Instructions for the task ->
Every entry below should be printed exactly, without its images.

Input records ->
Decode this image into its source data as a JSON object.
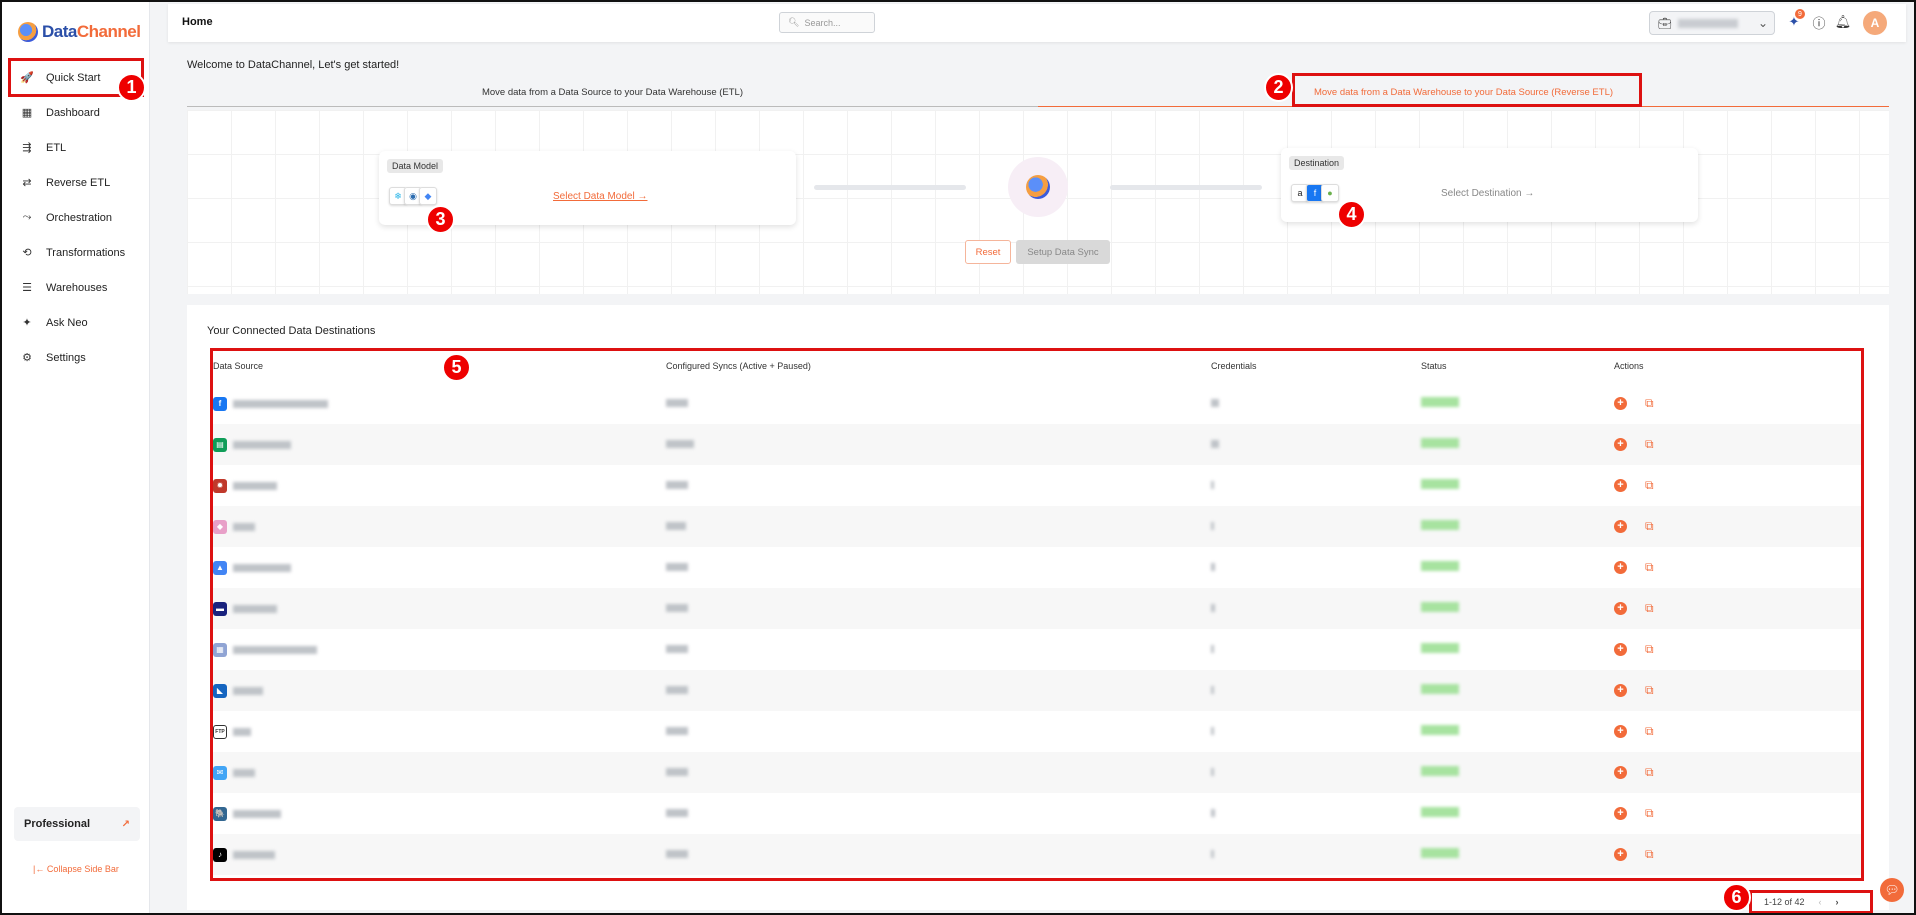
{
  "app": {
    "logo_part1": "Data",
    "logo_part2": "Channel"
  },
  "sidebar": {
    "items": [
      {
        "label": "Quick Start",
        "icon": "rocket-icon"
      },
      {
        "label": "Dashboard",
        "icon": "grid-icon"
      },
      {
        "label": "ETL",
        "icon": "flow-icon"
      },
      {
        "label": "Reverse ETL",
        "icon": "reverse-icon"
      },
      {
        "label": "Orchestration",
        "icon": "orchestration-icon"
      },
      {
        "label": "Transformations",
        "icon": "transform-icon"
      },
      {
        "label": "Warehouses",
        "icon": "list-icon"
      },
      {
        "label": "Ask Neo",
        "icon": "sparkle-icon"
      },
      {
        "label": "Settings",
        "icon": "gear-icon"
      }
    ],
    "plan": "Professional",
    "collapse_label": "Collapse Side Bar"
  },
  "topbar": {
    "title": "Home",
    "search_placeholder": "Search...",
    "notif_count": "9",
    "avatar_initial": "A"
  },
  "main": {
    "welcome": "Welcome to DataChannel, Let's get started!",
    "tabs": [
      {
        "label": "Move data from a Data Source to your Data Warehouse (ETL)"
      },
      {
        "label": "Move data from a Data Warehouse to your Data Source (Reverse ETL)"
      }
    ],
    "flow": {
      "model_chip": "Data Model",
      "model_link": "Select Data Model →",
      "dest_chip": "Destination",
      "dest_link": "Select Destination →",
      "reset": "Reset",
      "setup": "Setup Data Sync"
    }
  },
  "panel": {
    "title": "Your Connected Data Destinations",
    "columns": [
      "Data Source",
      "Configured Syncs (Active + Paused)",
      "Credentials",
      "Status",
      "Actions"
    ],
    "rows": [
      {
        "icon": "facebook-icon",
        "color": "#1877f2",
        "glyph": "f"
      },
      {
        "icon": "google-sheets-icon",
        "color": "#0f9d58",
        "glyph": "▤"
      },
      {
        "icon": "app-icon",
        "color": "#c0392b",
        "glyph": "✹"
      },
      {
        "icon": "app-icon",
        "color": "#e8a0c8",
        "glyph": "◆"
      },
      {
        "icon": "google-ads-icon",
        "color": "#4285f4",
        "glyph": "▲"
      },
      {
        "icon": "app-icon",
        "color": "#1a237e",
        "glyph": "▬"
      },
      {
        "icon": "table-icon",
        "color": "#90a4d4",
        "glyph": "▦"
      },
      {
        "icon": "app-icon",
        "color": "#1565c0",
        "glyph": "◣"
      },
      {
        "icon": "ftp-icon",
        "color": "#333333",
        "glyph": "FTP"
      },
      {
        "icon": "mail-icon",
        "color": "#42a5f5",
        "glyph": "✉"
      },
      {
        "icon": "postgres-icon",
        "color": "#336791",
        "glyph": "🐘"
      },
      {
        "icon": "tiktok-icon",
        "color": "#000000",
        "glyph": "♪"
      }
    ],
    "pager": "1-12 of 42"
  },
  "annotations": [
    "1",
    "2",
    "3",
    "4",
    "5",
    "6"
  ]
}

Output for this exercise ->
Decode this image into its source data as a JSON object.
{
  "app": {
    "logo_part1": "Data",
    "logo_part2": "Channel"
  },
  "sidebar": {
    "items": [
      {
        "label": "Quick Start",
        "icon": "rocket-icon"
      },
      {
        "label": "Dashboard",
        "icon": "grid-icon"
      },
      {
        "label": "ETL",
        "icon": "flow-icon"
      },
      {
        "label": "Reverse ETL",
        "icon": "reverse-icon"
      },
      {
        "label": "Orchestration",
        "icon": "orchestration-icon"
      },
      {
        "label": "Transformations",
        "icon": "transform-icon"
      },
      {
        "label": "Warehouses",
        "icon": "list-icon"
      },
      {
        "label": "Ask Neo",
        "icon": "sparkle-icon"
      },
      {
        "label": "Settings",
        "icon": "gear-icon"
      }
    ],
    "plan": "Professional",
    "collapse_label": "Collapse Side Bar"
  },
  "topbar": {
    "title": "Home",
    "search_placeholder": "Search...",
    "notif_count": "9",
    "avatar_initial": "A"
  },
  "main": {
    "welcome": "Welcome to DataChannel, Let's get started!",
    "tabs": [
      {
        "label": "Move data from a Data Source to your Data Warehouse (ETL)"
      },
      {
        "label": "Move data from a Data Warehouse to your Data Source (Reverse ETL)"
      }
    ],
    "flow": {
      "model_chip": "Data Model",
      "model_link": "Select Data Model →",
      "dest_chip": "Destination",
      "dest_link": "Select Destination →",
      "reset": "Reset",
      "setup": "Setup Data Sync"
    }
  },
  "panel": {
    "title": "Your Connected Data Destinations",
    "columns": [
      "Data Source",
      "Configured Syncs (Active + Paused)",
      "Credentials",
      "Status",
      "Actions"
    ],
    "rows": [
      {
        "icon": "facebook-icon",
        "color": "#1877f2",
        "glyph": "f"
      },
      {
        "icon": "google-sheets-icon",
        "color": "#0f9d58",
        "glyph": "▤"
      },
      {
        "icon": "app-icon",
        "color": "#c0392b",
        "glyph": "✹"
      },
      {
        "icon": "app-icon",
        "color": "#e8a0c8",
        "glyph": "◆"
      },
      {
        "icon": "google-ads-icon",
        "color": "#4285f4",
        "glyph": "▲"
      },
      {
        "icon": "app-icon",
        "color": "#1a237e",
        "glyph": "▬"
      },
      {
        "icon": "table-icon",
        "color": "#90a4d4",
        "glyph": "▦"
      },
      {
        "icon": "app-icon",
        "color": "#1565c0",
        "glyph": "◣"
      },
      {
        "icon": "ftp-icon",
        "color": "#333333",
        "glyph": "FTP"
      },
      {
        "icon": "mail-icon",
        "color": "#42a5f5",
        "glyph": "✉"
      },
      {
        "icon": "postgres-icon",
        "color": "#336791",
        "glyph": "🐘"
      },
      {
        "icon": "tiktok-icon",
        "color": "#000000",
        "glyph": "♪"
      }
    ],
    "pager": "1-12 of 42"
  },
  "annotations": [
    "1",
    "2",
    "3",
    "4",
    "5",
    "6"
  ]
}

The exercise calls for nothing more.